Find the lines of the material below that include the string "Phenylalanine", then copy each one.
>>>
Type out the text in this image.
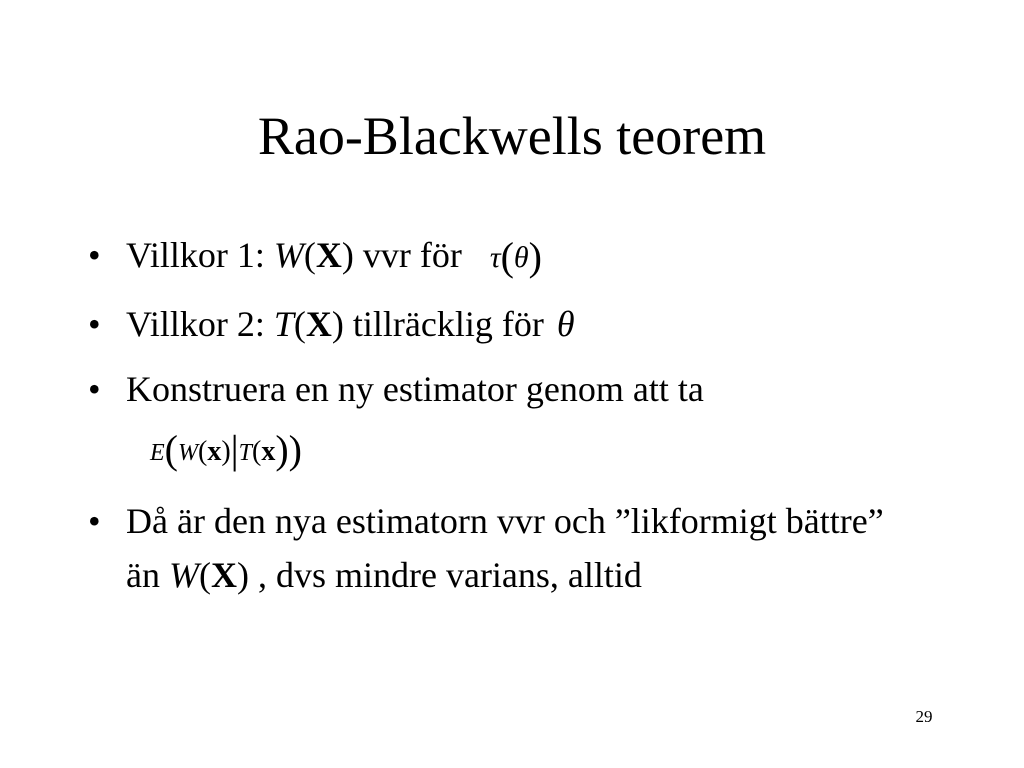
Rao-Blackwells teorem
• Villkor 1: W(X) vvr för τ(θ)
• Villkor 2: T(X) tillräcklig för θ
• Konstruera en ny estimator genom att ta
E(W(x)|T(x))
• Då är den nya estimatorn vvr och ”likformigt bättre” än W(X) , dvs mindre varians, alltid
29
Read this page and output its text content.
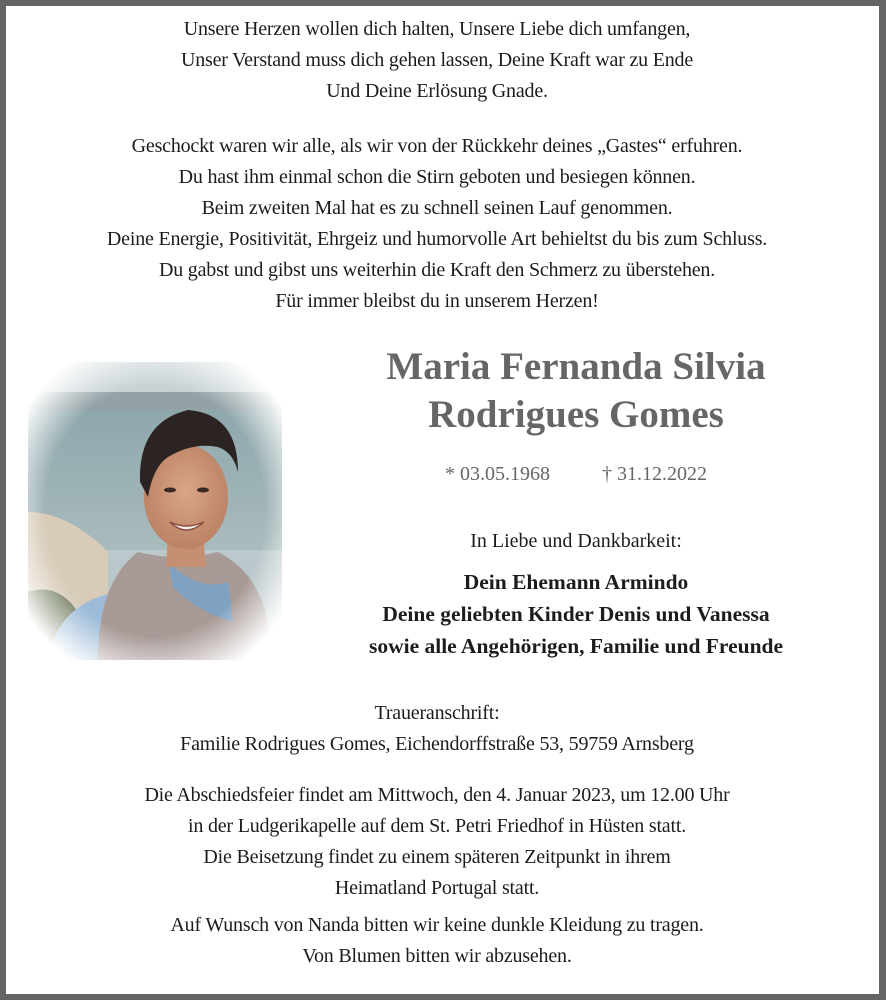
Unsere Herzen wollen dich halten, Unsere Liebe dich umfangen,
Unser Verstand muss dich gehen lassen, Deine Kraft war zu Ende
Und Deine Erlösung Gnade.
Geschockt waren wir alle, als wir von der Rückkehr deines „Gastes“ erfuhren.
Du hast ihm einmal schon die Stirn geboten und besiegen können.
Beim zweiten Mal hat es zu schnell seinen Lauf genommen.
Deine Energie, Positivität, Ehrgeiz und humorvolle Art behieltst du bis zum Schluss.
Du gabst und gibst uns weiterhin die Kraft den Schmerz zu überstehen.
Für immer bleibst du in unserem Herzen!
Maria Fernanda Silvia
Rodrigues Gomes
* 03.05.1968	† 31.12.2022
In Liebe und Dankbarkeit:
Dein Ehemann Armindo
Deine geliebten Kinder Denis und Vanessa
sowie alle Angehörigen, Familie und Freunde
Traueranschrift:
Familie Rodrigues Gomes, Eichendorffstraße 53, 59759 Arnsberg
Die Abschiedsfeier findet am Mittwoch, den 4. Januar 2023, um 12.00 Uhr
in der Ludgerikapelle auf dem St. Petri Friedhof in Hüsten statt.
Die Beisetzung findet zu einem späteren Zeitpunkt in ihrem
Heimatland Portugal statt.
Auf Wunsch von Nanda bitten wir keine dunkle Kleidung zu tragen.
Von Blumen bitten wir abzusehen.
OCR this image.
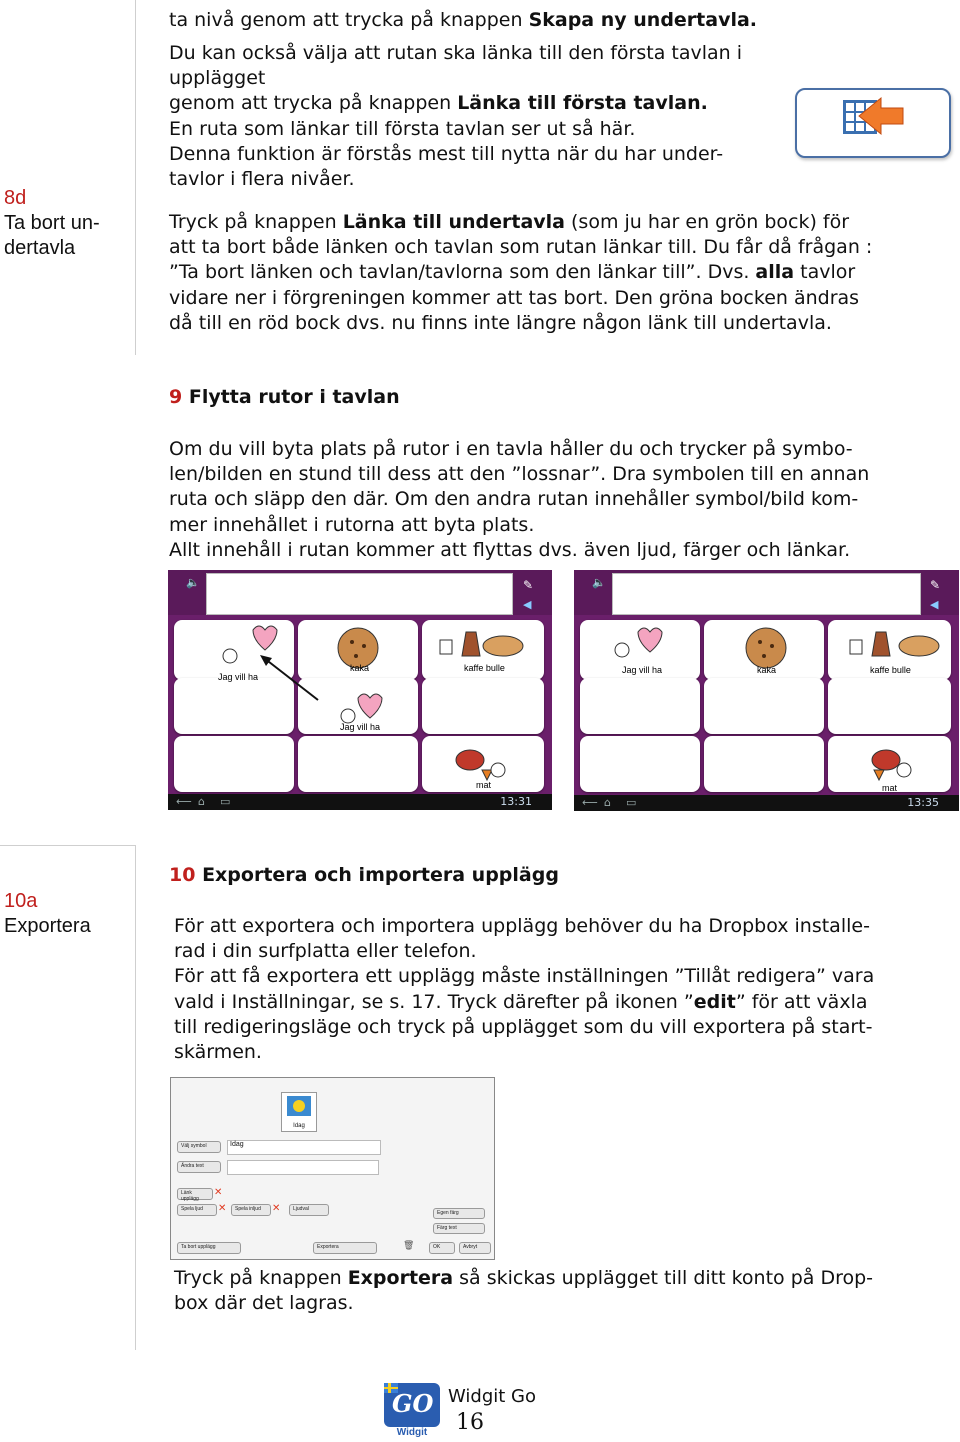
8d
Ta bort un-
dertavla
10a
Exportera

ta nivå genom att trycka på knappen Skapa ny undertavla.

Du kan också välja att rutan ska länka till den första tavlan i upplägget

genom att trycka på knappen Länka till första tavlan.

En ruta som länkar till första tavlan ser ut så här.

Denna funktion är förstås mest till nytta när du har under-

tavlor i flera nivåer.

Tryck på knappen Länka till undertavla (som ju har en grön bock) för

att ta bort både länken och tavlan som rutan länkar till. Du får då frågan :

”Ta bort länken och tavlan/tavlorna som den länkar till”. Dvs. alla tavlor

vidare ner i förgreningen kommer att tas bort. Den gröna bocken ändras

då till en röd bock dvs. nu finns inte längre någon länk till undertavla.

9 Flytta rutor i tavlan

Om du vill byta plats på rutor i en tavla håller du och trycker på symbo-

len/bilden en stund till dess att den ”lossnar”. Dra symbolen till en annan

ruta och släpp den där. Om den andra rutan innehåller symbol/bild kom-

mer innehållet i rutorna att byta plats.

Allt innehåll i rutan kommer att flyttas dvs. även ljud, färger och länkar.

🔈	✎
◀
Jag vill ha
kaka	kaffe bulle
Jag vill ha
mat
⟵ ⌂ ▭	13:31
🔈	✎
◀
Jag vill ha	kaka	kaffe bulle
mat
⟵ ⌂ ▭	13:35
10 Exportera och importera upplägg

För att exportera och importera upplägg behöver du ha Dropbox installe-

rad i din surfplatta eller telefon.

För att få exportera ett upplägg måste inställningen ”Tillåt redigera” vara

vald i Inställningar, se s. 17. Tryck därefter på ikonen ”edit” för att växla

till redigeringsläge och tryck på upplägget som du vill exportera på start-

skärmen.

Idag
Välj symbol	Idag
Ändra text
Länk upplägg
✕
Spela ljud	✕	Spela inljud	✕	Ljudval
Egen färg
Färg text
Ta bort upplägg	Exportera	🗑	OK	Avbryt

Tryck på knappen Exportera så skickas upplägget till ditt konto på Drop-

box där det lagras.

GO
Widgit
Widgit Go
16
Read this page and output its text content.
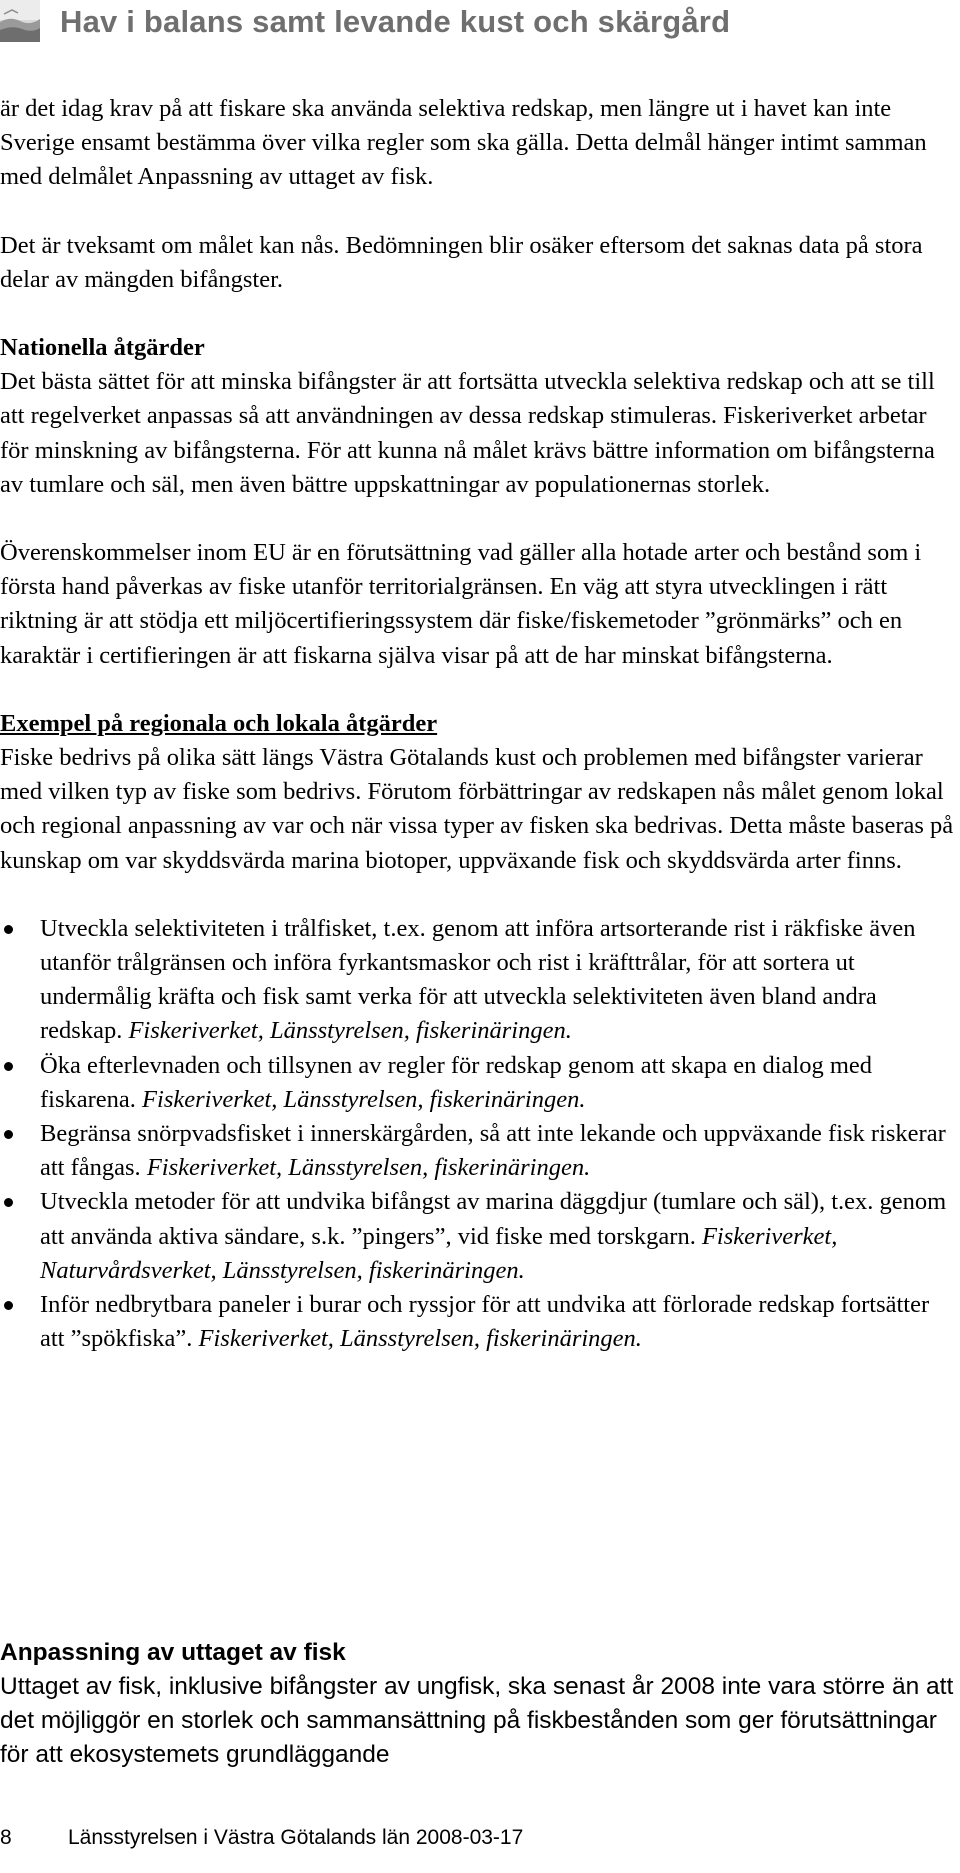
Hav i balans samt levande kust och skärgård

är det idag krav på att fiskare ska använda selektiva redskap, men längre ut i havet kan inte Sverige ensamt bestämma över vilka regler som ska gälla. Detta delmål hänger intimt samman med delmålet Anpassning av uttaget av fisk.

Det är tveksamt om målet kan nås. Bedömningen blir osäker eftersom det saknas data på stora delar av mängden bifångster.

Nationella åtgärder

Det bästa sättet för att minska bifångster är att fortsätta utveckla selektiva redskap och att se till att regelverket anpassas så att användningen av dessa redskap stimuleras. Fiskeriverket arbetar för minskning av bifångsterna. För att kunna nå målet krävs bättre information om bifångsterna av tumlare och säl, men även bättre uppskattningar av populationernas storlek.

Överenskommelser inom EU är en förutsättning vad gäller alla hotade arter och bestånd som i första hand påverkas av fiske utanför territorialgränsen. En väg att styra utvecklingen i rätt riktning är att stödja ett miljöcertifieringssystem där fiske/fiskemetoder ”grönmärks” och en karaktär i certifieringen är att fiskarna själva visar på att de har minskat bifångsterna.

Exempel på regionala och lokala åtgärder

Fiske bedrivs på olika sätt längs Västra Götalands kust och problemen med bifångster varierar med vilken typ av fiske som bedrivs. Förutom förbättringar av redskapen nås målet genom lokal och regional anpassning av var och när vissa typer av fisken ska bedrivas. Detta måste baseras på kunskap om var skyddsvärda marina biotoper, uppväxande fisk och skyddsvärda arter finns.

Utveckla selektiviteten i trålfisket, t.ex. genom att införa artsorterande rist i räkfiske även utanför trålgränsen och införa fyrkantsmaskor och rist i kräfttrålar, för att sortera ut undermålig kräfta och fisk samt verka för att utveckla selektiviteten även bland andra redskap. Fiskeriverket, Länsstyrelsen, fiskerinäringen.
Öka efterlevnaden och tillsynen av regler för redskap genom att skapa en dialog med fiskarena. Fiskeriverket, Länsstyrelsen, fiskerinäringen.
Begränsa snörpvadsfisket i innerskärgården, så att inte lekande och uppväxande fisk riskerar att fångas. Fiskeriverket, Länsstyrelsen, fiskerinäringen.
Utveckla metoder för att undvika bifångst av marina däggdjur (tumlare och säl), t.ex. genom att använda aktiva sändare, s.k. ”pingers”, vid fiske med torskgarn. Fiskeriverket, Naturvårdsverket, Länsstyrelsen, fiskerinäringen.
Inför nedbrytbara paneler i burar och ryssjor för att undvika att förlorade redskap fortsätter att ”spökfiska”. Fiskeriverket, Länsstyrelsen, fiskerinäringen.
Anpassning av uttaget av fisk

Uttaget av fisk, inklusive bifångster av ungfisk, ska senast år 2008 inte vara större än att det möjliggör en storlek och sammansättning på fiskbestånden som ger förutsättningar för att ekosystemets grundläggande

8	Länsstyrelsen i Västra Götalands län 2008-03-17
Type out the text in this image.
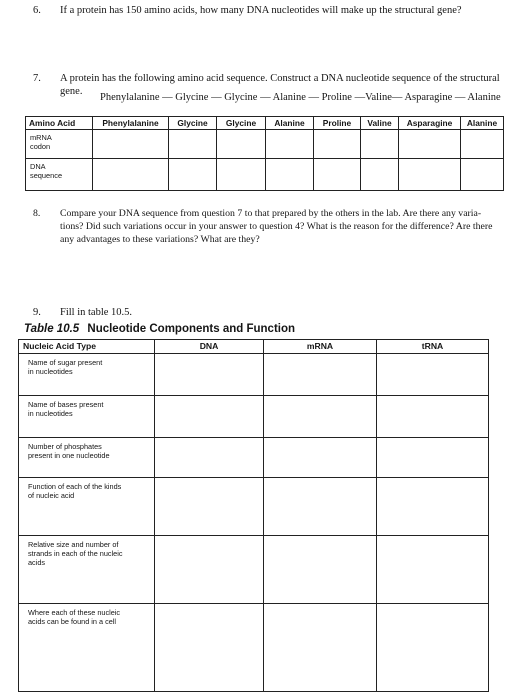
6. If a protein has 150 amino acids, how many DNA nucleotides will make up the structural gene?
7. A protein has the following amino acid sequence. Construct a DNA nucleotide sequence of the structural gene.
Phenylalanine — Glycine — Glycine — Alanine — Proline —Valine— Asparagine — Alanine
Amino Acid	Phenylalanine	Glycine	Glycine	Alanine	Proline	Valine	Asparagine	Alanine

mRNA
codon								

DNA
sequence								

8. Compare your DNA sequence from question 7 to that prepared by the others in the lab. Are there any varia-
tions? Did such variations occur in your answer to question 4? What is the reason for the difference? Are there
any advantages to these variations? What are they?
9. Fill in table 10.5.
Table 10.5 Nucleotide Components and Function
Nucleic Acid Type	DNA	mRNA	tRNA

Name of sugar present
in nucleotides			

Name of bases present
in nucleotides			

Number of phosphates
present in one nucleotide			

Function of each of the kinds
of nucleic acid			

Relative size and number of
strands in each of the nucleic
acids			

Where each of these nucleic
acids can be found in a cell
<<<
> **PROBLEM SOLUTION**:
Phenylalanine — Glycine — Glycine — Alanine — Proline —Valine— Asparagine — Alanine
Amino Acid	Phenylalanine	Glycine	Glycine	Alanine	Proline	Valine	Asparagine	Alanine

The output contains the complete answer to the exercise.